WHAT IS ASKED.
Take from the listing each line that has the string "Samarqanddagi".

DATASET.
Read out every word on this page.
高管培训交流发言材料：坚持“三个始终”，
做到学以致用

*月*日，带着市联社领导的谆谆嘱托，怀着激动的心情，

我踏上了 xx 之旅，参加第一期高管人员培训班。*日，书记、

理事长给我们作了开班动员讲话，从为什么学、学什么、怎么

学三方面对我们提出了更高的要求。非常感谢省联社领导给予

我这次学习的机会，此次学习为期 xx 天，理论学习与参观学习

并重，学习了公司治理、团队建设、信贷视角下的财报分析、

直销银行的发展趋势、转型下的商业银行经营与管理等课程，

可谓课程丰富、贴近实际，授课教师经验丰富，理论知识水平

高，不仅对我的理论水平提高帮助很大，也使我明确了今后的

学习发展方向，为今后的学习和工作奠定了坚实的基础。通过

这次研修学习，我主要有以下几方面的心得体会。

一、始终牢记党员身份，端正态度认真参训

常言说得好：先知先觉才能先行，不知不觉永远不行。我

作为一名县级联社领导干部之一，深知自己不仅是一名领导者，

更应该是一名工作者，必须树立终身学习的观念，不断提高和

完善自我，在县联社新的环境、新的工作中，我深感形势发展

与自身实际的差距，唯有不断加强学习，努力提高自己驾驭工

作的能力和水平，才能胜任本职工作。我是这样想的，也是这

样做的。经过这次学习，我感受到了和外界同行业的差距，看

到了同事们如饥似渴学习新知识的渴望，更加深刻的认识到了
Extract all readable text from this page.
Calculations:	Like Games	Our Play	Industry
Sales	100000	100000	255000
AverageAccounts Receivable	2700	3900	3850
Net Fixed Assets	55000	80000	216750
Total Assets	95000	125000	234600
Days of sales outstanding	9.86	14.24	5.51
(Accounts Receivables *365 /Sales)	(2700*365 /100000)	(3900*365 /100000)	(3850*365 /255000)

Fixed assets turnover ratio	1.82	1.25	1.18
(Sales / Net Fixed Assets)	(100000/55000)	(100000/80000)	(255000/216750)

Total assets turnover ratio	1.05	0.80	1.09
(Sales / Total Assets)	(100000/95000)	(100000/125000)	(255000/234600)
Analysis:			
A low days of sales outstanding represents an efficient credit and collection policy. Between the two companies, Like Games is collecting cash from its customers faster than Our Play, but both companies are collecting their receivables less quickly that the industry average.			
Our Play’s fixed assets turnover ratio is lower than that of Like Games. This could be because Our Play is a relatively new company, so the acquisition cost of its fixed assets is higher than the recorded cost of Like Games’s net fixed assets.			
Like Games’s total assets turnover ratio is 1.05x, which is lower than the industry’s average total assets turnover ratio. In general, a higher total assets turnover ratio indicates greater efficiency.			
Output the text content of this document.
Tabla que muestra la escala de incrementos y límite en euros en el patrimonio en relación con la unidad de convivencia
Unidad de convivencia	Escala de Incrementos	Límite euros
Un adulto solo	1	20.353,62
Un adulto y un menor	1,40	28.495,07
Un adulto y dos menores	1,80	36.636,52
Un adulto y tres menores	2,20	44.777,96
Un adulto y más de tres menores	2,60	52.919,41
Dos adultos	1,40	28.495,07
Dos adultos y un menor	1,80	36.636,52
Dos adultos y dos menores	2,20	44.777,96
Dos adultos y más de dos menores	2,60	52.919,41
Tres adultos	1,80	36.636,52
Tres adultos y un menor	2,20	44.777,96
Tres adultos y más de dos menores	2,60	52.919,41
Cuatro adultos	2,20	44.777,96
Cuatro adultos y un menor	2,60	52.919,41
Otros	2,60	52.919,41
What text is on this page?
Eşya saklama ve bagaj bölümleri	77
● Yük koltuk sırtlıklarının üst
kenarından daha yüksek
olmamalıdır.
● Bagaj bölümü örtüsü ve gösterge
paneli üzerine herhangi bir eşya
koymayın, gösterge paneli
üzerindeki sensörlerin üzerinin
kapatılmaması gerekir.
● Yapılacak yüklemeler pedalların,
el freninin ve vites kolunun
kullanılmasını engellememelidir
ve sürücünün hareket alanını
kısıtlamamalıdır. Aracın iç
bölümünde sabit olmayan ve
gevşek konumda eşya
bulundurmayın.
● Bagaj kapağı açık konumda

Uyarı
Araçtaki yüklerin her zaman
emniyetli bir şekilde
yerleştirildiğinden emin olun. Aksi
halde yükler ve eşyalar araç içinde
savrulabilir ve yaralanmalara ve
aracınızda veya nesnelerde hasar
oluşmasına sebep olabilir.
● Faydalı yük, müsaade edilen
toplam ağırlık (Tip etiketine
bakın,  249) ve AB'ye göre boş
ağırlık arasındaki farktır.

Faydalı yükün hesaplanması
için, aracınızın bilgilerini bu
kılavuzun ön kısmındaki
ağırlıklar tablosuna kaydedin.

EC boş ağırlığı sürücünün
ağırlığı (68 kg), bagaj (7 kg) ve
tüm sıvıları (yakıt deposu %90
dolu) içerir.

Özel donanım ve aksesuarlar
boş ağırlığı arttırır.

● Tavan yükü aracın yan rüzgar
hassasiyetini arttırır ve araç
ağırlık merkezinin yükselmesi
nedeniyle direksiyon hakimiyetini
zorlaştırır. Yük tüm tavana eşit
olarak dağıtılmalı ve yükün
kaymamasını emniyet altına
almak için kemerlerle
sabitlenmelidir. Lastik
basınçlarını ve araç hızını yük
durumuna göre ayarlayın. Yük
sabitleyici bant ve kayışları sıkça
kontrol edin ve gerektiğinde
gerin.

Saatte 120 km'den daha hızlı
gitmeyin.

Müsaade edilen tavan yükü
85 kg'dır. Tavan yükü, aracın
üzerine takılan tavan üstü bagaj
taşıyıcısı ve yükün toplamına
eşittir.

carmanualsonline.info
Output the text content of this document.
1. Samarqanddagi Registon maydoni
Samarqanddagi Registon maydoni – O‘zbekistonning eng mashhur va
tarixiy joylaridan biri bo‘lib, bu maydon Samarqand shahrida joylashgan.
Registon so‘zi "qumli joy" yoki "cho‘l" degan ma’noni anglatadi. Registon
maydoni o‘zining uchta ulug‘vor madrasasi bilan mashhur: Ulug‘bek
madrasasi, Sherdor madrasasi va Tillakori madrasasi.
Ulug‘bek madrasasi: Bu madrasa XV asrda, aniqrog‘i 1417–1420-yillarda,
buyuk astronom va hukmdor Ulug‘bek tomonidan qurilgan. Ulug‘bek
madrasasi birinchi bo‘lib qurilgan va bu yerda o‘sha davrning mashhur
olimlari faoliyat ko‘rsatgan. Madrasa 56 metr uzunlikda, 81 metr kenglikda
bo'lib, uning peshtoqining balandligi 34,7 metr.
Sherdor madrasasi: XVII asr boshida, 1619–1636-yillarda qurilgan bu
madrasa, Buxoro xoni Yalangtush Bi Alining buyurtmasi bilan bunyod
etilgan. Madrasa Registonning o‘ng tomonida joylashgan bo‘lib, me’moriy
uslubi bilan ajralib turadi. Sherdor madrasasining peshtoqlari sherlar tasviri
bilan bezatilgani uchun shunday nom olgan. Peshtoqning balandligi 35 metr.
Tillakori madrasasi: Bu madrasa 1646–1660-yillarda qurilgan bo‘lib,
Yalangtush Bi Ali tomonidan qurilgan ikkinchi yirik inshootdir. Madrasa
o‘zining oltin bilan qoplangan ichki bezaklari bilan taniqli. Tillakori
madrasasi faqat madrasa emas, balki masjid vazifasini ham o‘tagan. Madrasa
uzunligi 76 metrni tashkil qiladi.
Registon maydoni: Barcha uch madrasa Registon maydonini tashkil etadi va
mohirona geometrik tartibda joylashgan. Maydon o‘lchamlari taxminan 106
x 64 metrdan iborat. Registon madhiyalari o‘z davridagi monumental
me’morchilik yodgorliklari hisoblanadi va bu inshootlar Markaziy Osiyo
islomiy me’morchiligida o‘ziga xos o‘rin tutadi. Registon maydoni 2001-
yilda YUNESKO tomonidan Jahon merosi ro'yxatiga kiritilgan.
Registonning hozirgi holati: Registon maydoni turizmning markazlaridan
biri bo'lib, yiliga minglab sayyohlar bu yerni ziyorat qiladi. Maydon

SOLVED EXERCISE.
1. Samarqanddagi Registon maydoni
Samarqanddagi Registon maydoni – O‘zbekistonning eng mashhur va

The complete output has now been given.